▶ [WORK INSTRUCTIONS]: Reproduce the listing below verbatim.

▶ [SUPPLIED RECORDS]:
-- start --
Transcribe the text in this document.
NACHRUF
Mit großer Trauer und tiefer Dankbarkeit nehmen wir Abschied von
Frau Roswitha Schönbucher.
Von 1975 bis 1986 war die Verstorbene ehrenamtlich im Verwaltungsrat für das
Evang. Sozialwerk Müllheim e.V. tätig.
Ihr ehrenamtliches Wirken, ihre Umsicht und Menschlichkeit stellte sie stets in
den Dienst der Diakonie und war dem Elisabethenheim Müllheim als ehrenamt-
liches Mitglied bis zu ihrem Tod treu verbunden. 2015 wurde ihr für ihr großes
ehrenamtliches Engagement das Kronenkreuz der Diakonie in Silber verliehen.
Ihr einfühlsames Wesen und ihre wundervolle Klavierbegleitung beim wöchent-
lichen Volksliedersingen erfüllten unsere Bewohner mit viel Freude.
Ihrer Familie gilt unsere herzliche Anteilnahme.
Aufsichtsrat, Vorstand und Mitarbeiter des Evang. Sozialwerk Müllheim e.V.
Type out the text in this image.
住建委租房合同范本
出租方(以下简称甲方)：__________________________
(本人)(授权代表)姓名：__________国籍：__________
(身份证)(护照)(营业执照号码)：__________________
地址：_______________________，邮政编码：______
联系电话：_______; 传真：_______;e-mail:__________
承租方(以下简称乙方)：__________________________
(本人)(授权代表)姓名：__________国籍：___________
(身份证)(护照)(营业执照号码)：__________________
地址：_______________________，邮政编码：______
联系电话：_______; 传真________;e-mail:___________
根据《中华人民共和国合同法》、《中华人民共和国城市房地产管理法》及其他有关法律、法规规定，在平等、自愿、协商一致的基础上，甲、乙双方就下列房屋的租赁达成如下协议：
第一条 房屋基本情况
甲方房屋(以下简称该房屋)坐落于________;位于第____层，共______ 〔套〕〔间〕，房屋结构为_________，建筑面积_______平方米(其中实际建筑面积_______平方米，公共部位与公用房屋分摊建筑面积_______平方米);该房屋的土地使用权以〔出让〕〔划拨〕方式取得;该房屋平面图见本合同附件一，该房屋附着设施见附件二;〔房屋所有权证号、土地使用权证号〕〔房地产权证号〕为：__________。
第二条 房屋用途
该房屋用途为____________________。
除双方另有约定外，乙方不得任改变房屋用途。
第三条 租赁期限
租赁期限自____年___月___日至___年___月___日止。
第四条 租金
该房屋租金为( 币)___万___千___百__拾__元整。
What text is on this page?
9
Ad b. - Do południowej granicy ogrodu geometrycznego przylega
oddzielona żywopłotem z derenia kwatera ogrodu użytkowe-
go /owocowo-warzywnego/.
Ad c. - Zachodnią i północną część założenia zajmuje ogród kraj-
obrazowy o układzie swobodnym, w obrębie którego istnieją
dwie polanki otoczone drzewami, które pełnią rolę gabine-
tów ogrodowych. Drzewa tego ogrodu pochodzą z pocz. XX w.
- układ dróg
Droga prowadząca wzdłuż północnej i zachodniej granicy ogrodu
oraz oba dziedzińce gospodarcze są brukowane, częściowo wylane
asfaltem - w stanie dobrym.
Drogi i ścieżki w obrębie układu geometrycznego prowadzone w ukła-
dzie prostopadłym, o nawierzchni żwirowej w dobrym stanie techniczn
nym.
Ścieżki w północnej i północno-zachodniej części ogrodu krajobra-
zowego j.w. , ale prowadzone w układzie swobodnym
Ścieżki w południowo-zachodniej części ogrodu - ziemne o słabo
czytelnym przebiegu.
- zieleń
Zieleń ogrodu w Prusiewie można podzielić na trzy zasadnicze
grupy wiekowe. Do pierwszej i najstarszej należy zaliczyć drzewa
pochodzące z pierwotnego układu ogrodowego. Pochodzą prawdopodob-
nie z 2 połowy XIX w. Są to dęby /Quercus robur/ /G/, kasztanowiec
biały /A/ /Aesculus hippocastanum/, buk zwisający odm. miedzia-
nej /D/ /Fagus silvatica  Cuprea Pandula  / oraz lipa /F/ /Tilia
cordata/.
-- end --
▶ [RESPONSE TO THE TASK]:
Transcribe the text in this document.
NACHRUF
Mit großer Trauer und tiefer Dankbarkeit nehmen wir Abschied von
Frau Roswitha Schönbucher.
Von 1975 bis 1986 war die Verstorbene ehrenamtlich im Verwaltungsrat für das
Evang. Sozialwerk Müllheim e.V. tätig.
Ihr ehrenamtliches Wirken, ihre Umsicht und Menschlichkeit stellte sie stets in
den Dienst der Diakonie und war dem Elisabethenheim Müllheim als ehrenamt-
liches Mitglied bis zu ihrem Tod treu verbunden. 2015 wurde ihr für ihr großes
ehrenamtliches Engagement das Kronenkreuz der Diakonie in Silber verliehen.
Ihr einfühlsames Wesen und ihre wundervolle Klavierbegleitung beim wöchent-
lichen Volksliedersingen erfüllten unsere Bewohner mit viel Freude.
Ihrer Familie gilt unsere herzliche Anteilnahme.
Aufsichtsrat, Vorstand und Mitarbeiter des Evang. Sozialwerk Müllheim e.V.
Type out the text in this image.
住建委租房合同范本
出租方(以下简称甲方)：__________________________
(本人)(授权代表)姓名：__________国籍：__________
(身份证)(护照)(营业执照号码)：__________________
地址：_______________________，邮政编码：______
联系电话：_______; 传真：_______;e-mail:__________
承租方(以下简称乙方)：__________________________
(本人)(授权代表)姓名：__________国籍：___________
(身份证)(护照)(营业执照号码)：__________________
地址：_______________________，邮政编码：______
联系电话：_______; 传真________;e-mail:___________
根据《中华人民共和国合同法》、《中华人民共和国城市房地产管理法》及其他有关法律、法规规定，在平等、自愿、协商一致的基础上，甲、乙双方就下列房屋的租赁达成如下协议：
第一条 房屋基本情况
甲方房屋(以下简称该房屋)坐落于________;位于第____层，共______ 〔套〕〔间〕，房屋结构为_________，建筑面积_______平方米(其中实际建筑面积_______平方米，公共部位与公用房屋分摊建筑面积_______平方米);该房屋的土地使用权以〔出让〕〔划拨〕方式取得;该房屋平面图见本合同附件一，该房屋附着设施见附件二;〔房屋所有权证号、土地使用权证号〕〔房地产权证号〕为：__________。
第二条 房屋用途
该房屋用途为____________________。
除双方另有约定外，乙方不得任改变房屋用途。
第三条 租赁期限
租赁期限自____年___月___日至___年___月___日止。
第四条 租金
该房屋租金为( 币)___万___千___百__拾__元整。
What text is on this page?
9
Ad b. - Do południowej granicy ogrodu geometrycznego przylega
oddzielona żywopłotem z derenia kwatera ogrodu użytkowe-
go /owocowo-warzywnego/.
Ad c. - Zachodnią i północną część założenia zajmuje ogród kraj-
obrazowy o układzie swobodnym, w obrębie którego istnieją
dwie polanki otoczone drzewami, które pełnią rolę gabine-
tów ogrodowych. Drzewa tego ogrodu pochodzą z pocz. XX w.
- układ dróg
Droga prowadząca wzdłuż północnej i zachodniej granicy ogrodu
oraz oba dziedzińce gospodarcze są brukowane, częściowo wylane
asfaltem - w stanie dobrym.
Drogi i ścieżki w obrębie układu geometrycznego prowadzone w ukła-
dzie prostopadłym, o nawierzchni żwirowej w dobrym stanie techniczn
nym.
Ścieżki w północnej i północno-zachodniej części ogrodu krajobra-
zowego j.w. , ale prowadzone w układzie swobodnym
Ścieżki w południowo-zachodniej części ogrodu - ziemne o słabo
czytelnym przebiegu.
- zieleń
Zieleń ogrodu w Prusiewie można podzielić na trzy zasadnicze
grupy wiekowe. Do pierwszej i najstarszej należy zaliczyć drzewa
pochodzące z pierwotnego układu ogrodowego. Pochodzą prawdopodob-
nie z 2 połowy XIX w. Są to dęby /Quercus robur/ /G/, kasztanowiec
biały /A/ /Aesculus hippocastanum/, buk zwisający odm. miedzia-
nej /D/ /Fagus silvatica  Cuprea Pandula  / oraz lipa /F/ /Tilia
cordata/.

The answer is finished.